#### [INSTRUCTION]
Look through the entries below and count the lines with the word "considered" in them; give only the number.

>> Start DATA FOR THE TASK

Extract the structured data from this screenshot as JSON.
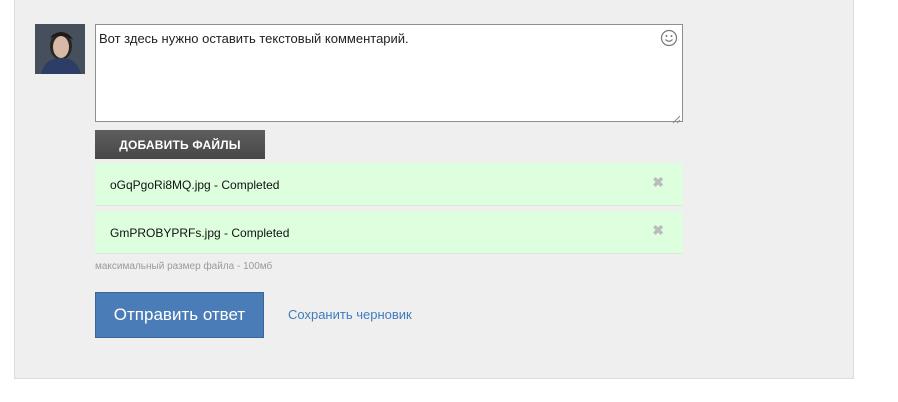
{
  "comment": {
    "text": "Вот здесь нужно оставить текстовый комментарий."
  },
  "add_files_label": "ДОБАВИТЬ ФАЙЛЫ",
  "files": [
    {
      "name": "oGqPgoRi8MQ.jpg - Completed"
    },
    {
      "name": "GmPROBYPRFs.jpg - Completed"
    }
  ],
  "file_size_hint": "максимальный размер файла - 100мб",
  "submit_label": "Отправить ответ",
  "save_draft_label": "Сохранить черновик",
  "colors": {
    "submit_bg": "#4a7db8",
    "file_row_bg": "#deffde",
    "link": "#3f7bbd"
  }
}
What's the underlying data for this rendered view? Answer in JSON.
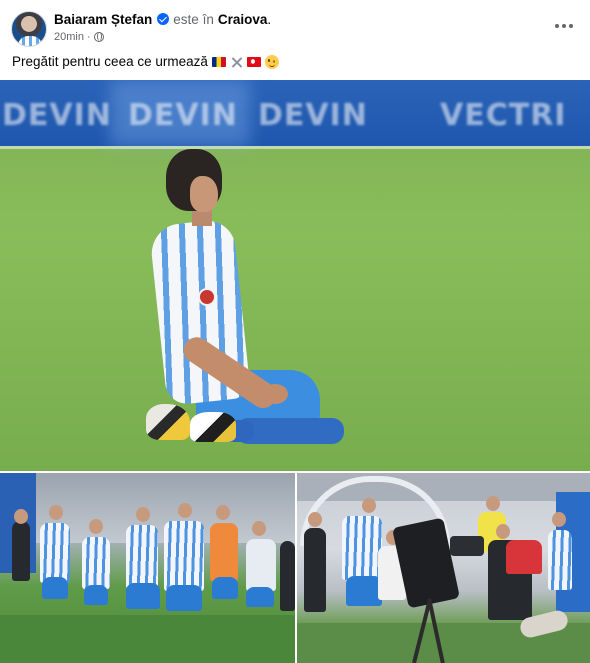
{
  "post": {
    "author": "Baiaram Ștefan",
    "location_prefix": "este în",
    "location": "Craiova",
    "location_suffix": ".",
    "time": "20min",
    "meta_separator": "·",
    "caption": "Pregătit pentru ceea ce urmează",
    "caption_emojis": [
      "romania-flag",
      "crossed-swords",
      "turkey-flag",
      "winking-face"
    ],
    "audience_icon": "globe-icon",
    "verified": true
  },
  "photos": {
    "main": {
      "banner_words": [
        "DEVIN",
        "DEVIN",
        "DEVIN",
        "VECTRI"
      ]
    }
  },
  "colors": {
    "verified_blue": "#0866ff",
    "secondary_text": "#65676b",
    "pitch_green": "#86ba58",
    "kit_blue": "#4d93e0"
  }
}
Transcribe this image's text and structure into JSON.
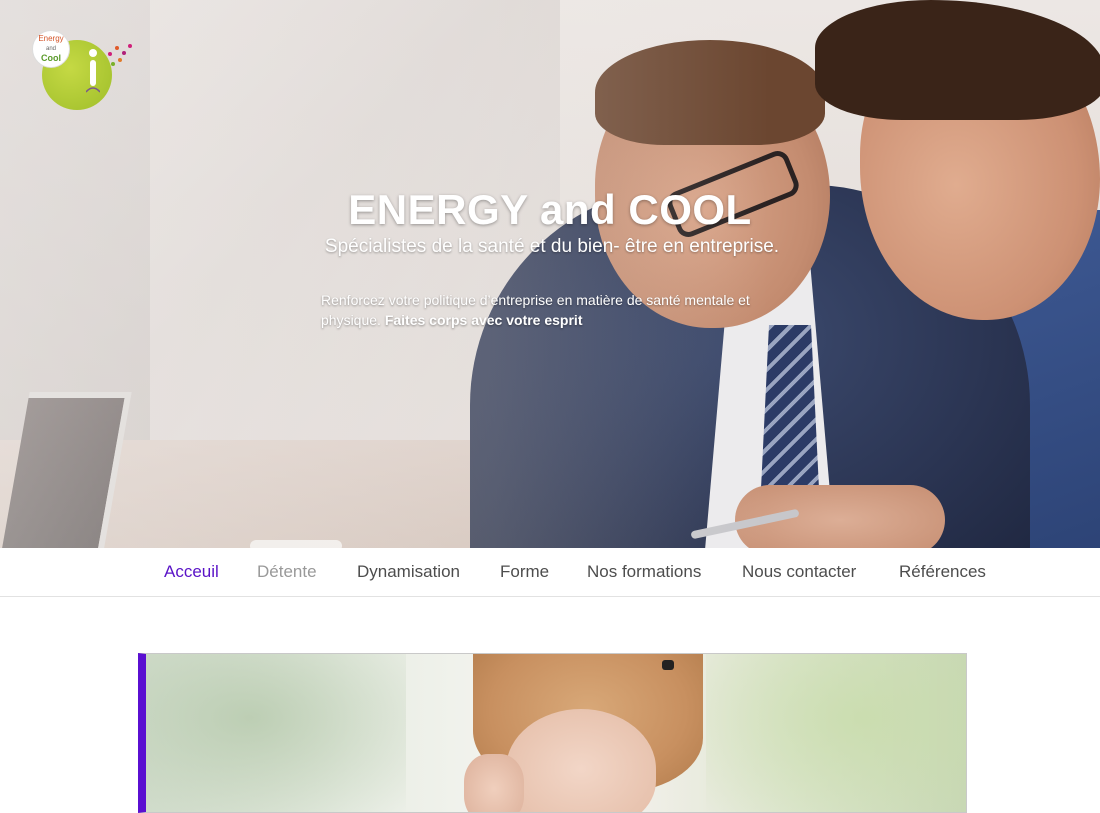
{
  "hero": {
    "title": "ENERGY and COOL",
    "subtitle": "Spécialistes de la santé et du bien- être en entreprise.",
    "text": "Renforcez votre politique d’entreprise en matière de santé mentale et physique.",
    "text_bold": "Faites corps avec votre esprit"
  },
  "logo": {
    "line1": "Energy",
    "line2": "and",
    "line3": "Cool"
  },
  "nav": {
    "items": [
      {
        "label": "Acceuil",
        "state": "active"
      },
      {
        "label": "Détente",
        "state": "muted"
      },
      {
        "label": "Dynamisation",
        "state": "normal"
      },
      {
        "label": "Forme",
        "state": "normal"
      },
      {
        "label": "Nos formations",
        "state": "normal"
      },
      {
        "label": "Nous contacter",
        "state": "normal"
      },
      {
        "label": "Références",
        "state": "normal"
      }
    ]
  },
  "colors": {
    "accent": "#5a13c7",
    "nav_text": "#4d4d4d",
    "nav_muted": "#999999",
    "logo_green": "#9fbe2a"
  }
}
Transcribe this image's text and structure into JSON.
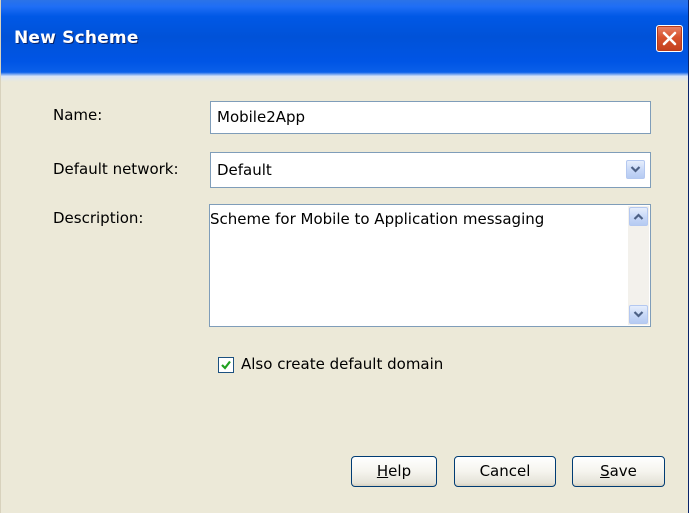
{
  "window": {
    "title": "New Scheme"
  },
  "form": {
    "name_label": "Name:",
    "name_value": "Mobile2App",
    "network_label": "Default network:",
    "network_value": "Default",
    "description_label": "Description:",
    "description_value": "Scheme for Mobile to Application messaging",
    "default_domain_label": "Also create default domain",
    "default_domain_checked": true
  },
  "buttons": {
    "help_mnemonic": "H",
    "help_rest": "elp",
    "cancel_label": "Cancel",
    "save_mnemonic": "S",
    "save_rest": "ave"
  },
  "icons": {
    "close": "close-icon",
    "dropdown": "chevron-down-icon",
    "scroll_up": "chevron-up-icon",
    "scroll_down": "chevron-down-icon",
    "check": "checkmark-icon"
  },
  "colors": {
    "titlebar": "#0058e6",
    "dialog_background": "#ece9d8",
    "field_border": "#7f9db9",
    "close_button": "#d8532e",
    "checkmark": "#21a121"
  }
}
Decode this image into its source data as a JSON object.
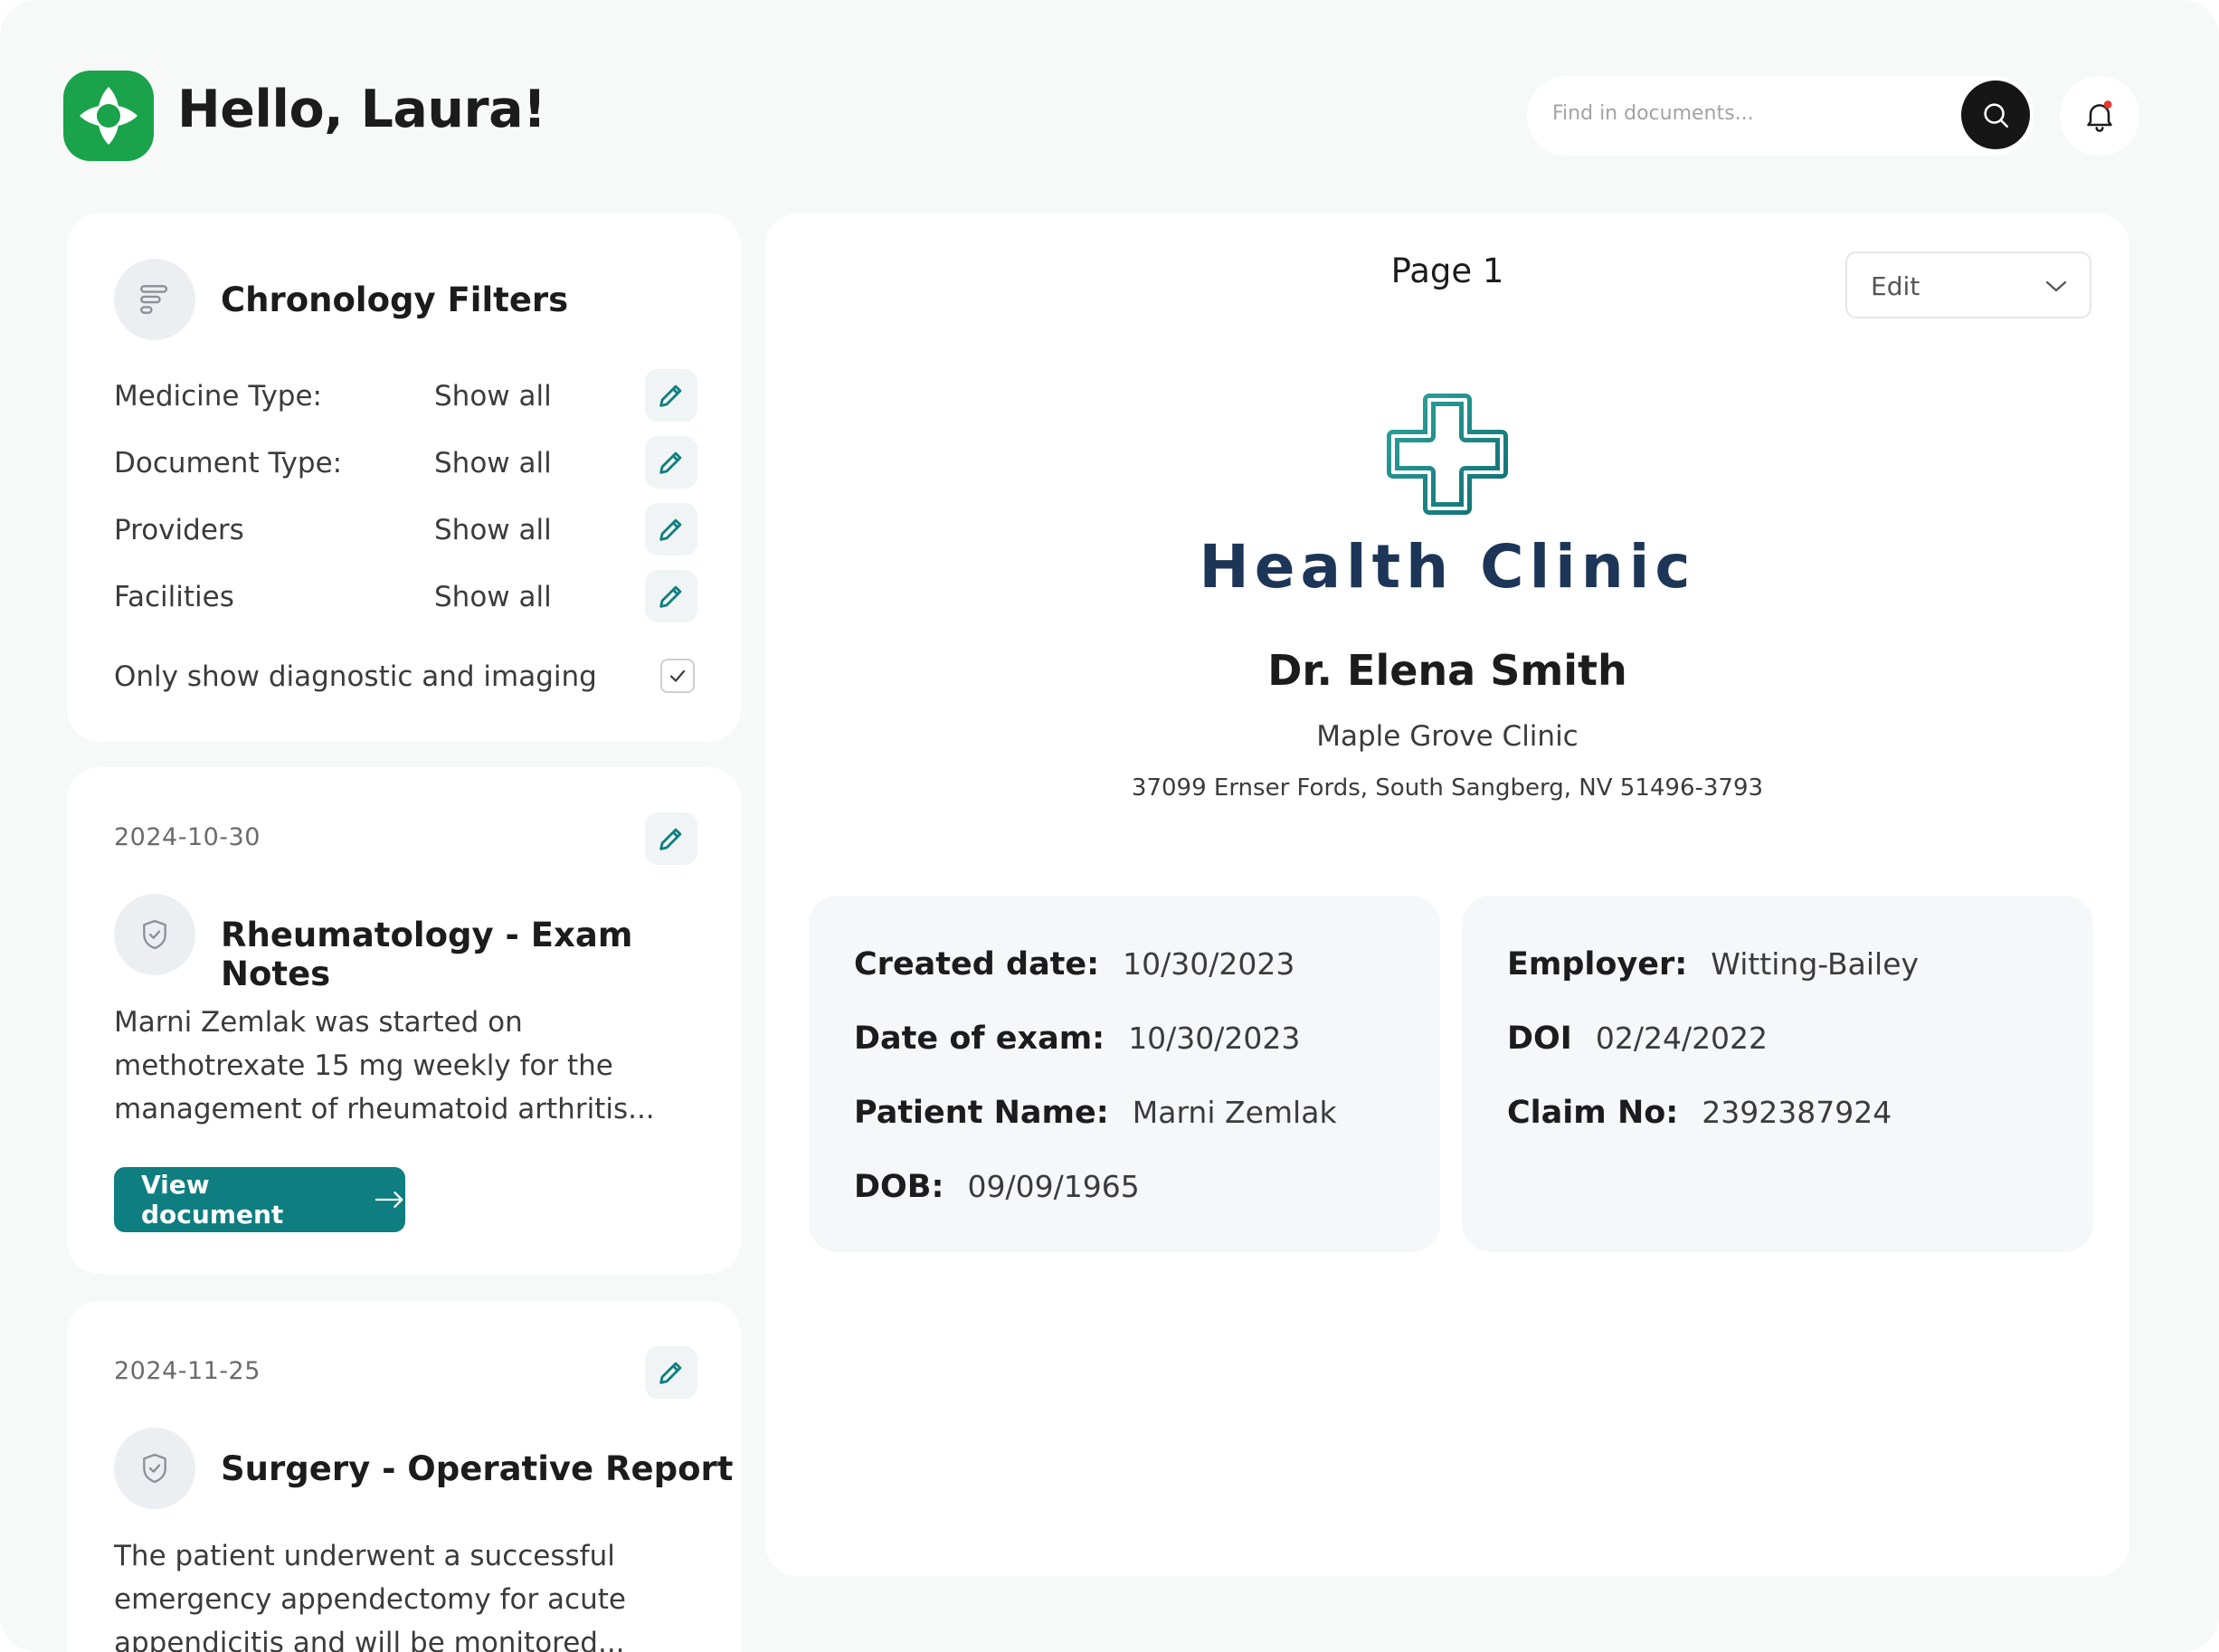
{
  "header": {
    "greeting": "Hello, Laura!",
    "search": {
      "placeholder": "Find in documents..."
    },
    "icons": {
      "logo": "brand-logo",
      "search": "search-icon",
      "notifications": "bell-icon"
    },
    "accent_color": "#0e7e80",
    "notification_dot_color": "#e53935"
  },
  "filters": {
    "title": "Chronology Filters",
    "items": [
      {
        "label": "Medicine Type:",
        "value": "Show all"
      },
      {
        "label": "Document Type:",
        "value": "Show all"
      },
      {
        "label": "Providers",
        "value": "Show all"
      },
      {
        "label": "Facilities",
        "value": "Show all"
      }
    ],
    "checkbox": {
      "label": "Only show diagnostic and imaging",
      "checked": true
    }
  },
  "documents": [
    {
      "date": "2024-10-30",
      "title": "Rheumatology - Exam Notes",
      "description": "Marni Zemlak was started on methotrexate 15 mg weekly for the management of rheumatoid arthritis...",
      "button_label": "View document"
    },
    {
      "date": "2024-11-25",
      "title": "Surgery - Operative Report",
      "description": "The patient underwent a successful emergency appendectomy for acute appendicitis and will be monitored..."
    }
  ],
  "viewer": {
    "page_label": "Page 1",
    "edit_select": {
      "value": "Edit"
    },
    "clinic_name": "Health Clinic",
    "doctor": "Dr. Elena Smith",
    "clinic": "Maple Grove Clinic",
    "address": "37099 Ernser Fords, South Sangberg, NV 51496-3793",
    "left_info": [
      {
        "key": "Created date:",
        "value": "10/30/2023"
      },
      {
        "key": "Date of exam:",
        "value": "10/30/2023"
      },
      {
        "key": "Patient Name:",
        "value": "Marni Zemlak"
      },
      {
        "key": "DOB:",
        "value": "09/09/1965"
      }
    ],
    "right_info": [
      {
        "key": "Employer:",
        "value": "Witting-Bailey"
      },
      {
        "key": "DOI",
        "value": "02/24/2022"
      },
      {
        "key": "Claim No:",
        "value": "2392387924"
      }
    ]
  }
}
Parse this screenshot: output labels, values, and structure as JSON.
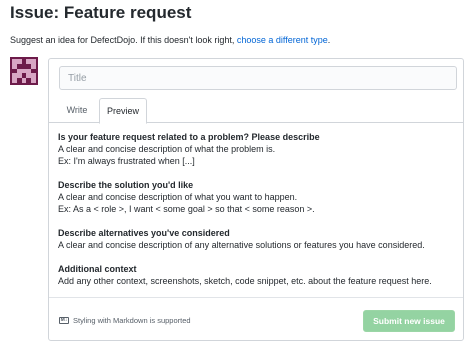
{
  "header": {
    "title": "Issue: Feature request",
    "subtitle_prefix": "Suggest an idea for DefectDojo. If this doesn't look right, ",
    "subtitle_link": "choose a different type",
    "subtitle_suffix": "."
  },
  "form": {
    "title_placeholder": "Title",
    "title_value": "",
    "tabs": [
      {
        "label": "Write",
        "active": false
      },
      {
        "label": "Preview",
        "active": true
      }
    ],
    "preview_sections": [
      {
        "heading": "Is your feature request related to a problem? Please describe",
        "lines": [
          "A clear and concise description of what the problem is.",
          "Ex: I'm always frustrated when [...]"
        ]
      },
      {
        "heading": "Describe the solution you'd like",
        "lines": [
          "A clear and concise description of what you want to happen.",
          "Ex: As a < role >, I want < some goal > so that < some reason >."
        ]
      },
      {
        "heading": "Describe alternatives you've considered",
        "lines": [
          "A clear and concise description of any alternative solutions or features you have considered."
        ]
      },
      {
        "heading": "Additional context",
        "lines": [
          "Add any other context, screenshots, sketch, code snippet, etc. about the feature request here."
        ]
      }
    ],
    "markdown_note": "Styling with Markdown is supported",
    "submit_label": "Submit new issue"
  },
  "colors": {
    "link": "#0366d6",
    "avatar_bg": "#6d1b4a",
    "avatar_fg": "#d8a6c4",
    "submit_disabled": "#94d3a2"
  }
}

>> End DATA FOR THE TASK

#### [TASK OUTPUT]
2